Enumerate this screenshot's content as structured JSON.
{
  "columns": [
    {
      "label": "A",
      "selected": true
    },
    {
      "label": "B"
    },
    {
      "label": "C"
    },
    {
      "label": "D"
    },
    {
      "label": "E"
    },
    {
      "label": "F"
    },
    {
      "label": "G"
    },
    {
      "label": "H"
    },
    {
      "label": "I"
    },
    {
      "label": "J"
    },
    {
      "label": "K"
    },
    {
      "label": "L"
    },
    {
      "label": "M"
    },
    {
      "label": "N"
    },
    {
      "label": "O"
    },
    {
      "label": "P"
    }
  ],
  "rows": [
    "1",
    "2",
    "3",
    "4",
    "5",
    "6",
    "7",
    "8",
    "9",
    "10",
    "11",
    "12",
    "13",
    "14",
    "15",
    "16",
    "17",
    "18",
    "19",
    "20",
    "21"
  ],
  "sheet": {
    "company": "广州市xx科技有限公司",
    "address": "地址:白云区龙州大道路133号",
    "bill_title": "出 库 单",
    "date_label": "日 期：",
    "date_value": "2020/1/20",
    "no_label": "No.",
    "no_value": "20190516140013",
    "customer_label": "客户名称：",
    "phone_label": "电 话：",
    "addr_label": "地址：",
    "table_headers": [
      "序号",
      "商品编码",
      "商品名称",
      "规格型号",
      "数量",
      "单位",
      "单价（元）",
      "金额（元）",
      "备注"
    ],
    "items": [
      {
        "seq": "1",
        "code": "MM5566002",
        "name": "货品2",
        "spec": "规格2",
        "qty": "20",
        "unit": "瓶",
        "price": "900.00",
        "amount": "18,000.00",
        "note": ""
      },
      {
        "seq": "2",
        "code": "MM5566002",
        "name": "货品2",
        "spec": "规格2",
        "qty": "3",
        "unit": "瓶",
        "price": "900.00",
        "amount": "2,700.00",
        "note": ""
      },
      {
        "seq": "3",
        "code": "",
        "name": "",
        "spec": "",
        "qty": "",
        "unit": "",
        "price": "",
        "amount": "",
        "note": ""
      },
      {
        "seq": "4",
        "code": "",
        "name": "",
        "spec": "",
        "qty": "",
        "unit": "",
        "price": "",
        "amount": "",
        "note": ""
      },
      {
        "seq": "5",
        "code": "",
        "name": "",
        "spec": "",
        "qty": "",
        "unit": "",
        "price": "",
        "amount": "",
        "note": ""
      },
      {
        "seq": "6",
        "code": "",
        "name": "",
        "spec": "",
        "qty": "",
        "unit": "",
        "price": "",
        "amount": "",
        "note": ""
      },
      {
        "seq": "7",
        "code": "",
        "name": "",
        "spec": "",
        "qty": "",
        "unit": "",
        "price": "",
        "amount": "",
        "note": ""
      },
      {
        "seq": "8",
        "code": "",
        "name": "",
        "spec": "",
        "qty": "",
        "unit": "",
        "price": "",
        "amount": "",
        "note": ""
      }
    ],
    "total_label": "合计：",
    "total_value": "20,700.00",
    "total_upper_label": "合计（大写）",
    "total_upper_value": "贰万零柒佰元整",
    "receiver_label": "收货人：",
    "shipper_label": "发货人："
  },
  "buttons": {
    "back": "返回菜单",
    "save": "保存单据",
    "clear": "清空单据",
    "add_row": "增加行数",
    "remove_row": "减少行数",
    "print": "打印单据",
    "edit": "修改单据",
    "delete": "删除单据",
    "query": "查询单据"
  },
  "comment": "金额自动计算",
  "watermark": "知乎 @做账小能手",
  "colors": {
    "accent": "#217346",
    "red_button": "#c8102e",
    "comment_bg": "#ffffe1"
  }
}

-*-*-

All of the material above needs to be copied exactly.

Enumerate this screenshot's content as structured JSON.
{
  "columns": [
    {
      "label": "A",
      "selected": true
    },
    {
      "label": "B"
    },
    {
      "label": "C"
    },
    {
      "label": "D"
    },
    {
      "label": "E"
    },
    {
      "label": "F"
    },
    {
      "label": "G"
    },
    {
      "label": "H"
    },
    {
      "label": "I"
    },
    {
      "label": "J"
    },
    {
      "label": "K"
    },
    {
      "label": "L"
    },
    {
      "label": "M"
    },
    {
      "label": "N"
    },
    {
      "label": "O"
    },
    {
      "label": "P"
    }
  ],
  "rows": [
    "1",
    "2",
    "3",
    "4",
    "5",
    "6",
    "7",
    "8",
    "9",
    "10",
    "11",
    "12",
    "13",
    "14",
    "15",
    "16",
    "17",
    "18",
    "19",
    "20",
    "21"
  ],
  "sheet": {
    "company": "广州市xx科技有限公司",
    "address": "地址:白云区龙州大道路133号",
    "bill_title": "出 库 单",
    "date_label": "日 期：",
    "date_value": "2020/1/20",
    "no_label": "No.",
    "no_value": "20190516140013",
    "customer_label": "客户名称：",
    "phone_label": "电 话：",
    "addr_label": "地址：",
    "table_headers": [
      "序号",
      "商品编码",
      "商品名称",
      "规格型号",
      "数量",
      "单位",
      "单价（元）",
      "金额（元）",
      "备注"
    ],
    "items": [
      {
        "seq": "1",
        "code": "MM5566002",
        "name": "货品2",
        "spec": "规格2",
        "qty": "20",
        "unit": "瓶",
        "price": "900.00",
        "amount": "18,000.00",
        "note": ""
      },
      {
        "seq": "2",
        "code": "MM5566002",
        "name": "货品2",
        "spec": "规格2",
        "qty": "3",
        "unit": "瓶",
        "price": "900.00",
        "amount": "2,700.00",
        "note": ""
      },
      {
        "seq": "3",
        "code": "",
        "name": "",
        "spec": "",
        "qty": "",
        "unit": "",
        "price": "",
        "amount": "",
        "note": ""
      },
      {
        "seq": "4",
        "code": "",
        "name": "",
        "spec": "",
        "qty": "",
        "unit": "",
        "price": "",
        "amount": "",
        "note": ""
      },
      {
        "seq": "5",
        "code": "",
        "name": "",
        "spec": "",
        "qty": "",
        "unit": "",
        "price": "",
        "amount": "",
        "note": ""
      },
      {
        "seq": "6",
        "code": "",
        "name": "",
        "spec": "",
        "qty": "",
        "unit": "",
        "price": "",
        "amount": "",
        "note": ""
      },
      {
        "seq": "7",
        "code": "",
        "name": "",
        "spec": "",
        "qty": "",
        "unit": "",
        "price": "",
        "amount": "",
        "note": ""
      },
      {
        "seq": "8",
        "code": "",
        "name": "",
        "spec": "",
        "qty": "",
        "unit": "",
        "price": "",
        "amount": "",
        "note": ""
      }
    ],
    "total_label": "合计：",
    "total_value": "20,700.00",
    "total_upper_label": "合计（大写）",
    "total_upper_value": "贰万零柒佰元整",
    "receiver_label": "收货人：",
    "shipper_label": "发货人："
  },
  "buttons": {
    "back": "返回菜单",
    "save": "保存单据",
    "clear": "清空单据",
    "add_row": "增加行数",
    "remove_row": "减少行数",
    "print": "打印单据",
    "edit": "修改单据",
    "delete": "删除单据",
    "query": "查询单据"
  },
  "comment": "金额自动计算",
  "watermark": "知乎 @做账小能手",
  "colors": {
    "accent": "#217346",
    "red_button": "#c8102e",
    "comment_bg": "#ffffe1"
  }
}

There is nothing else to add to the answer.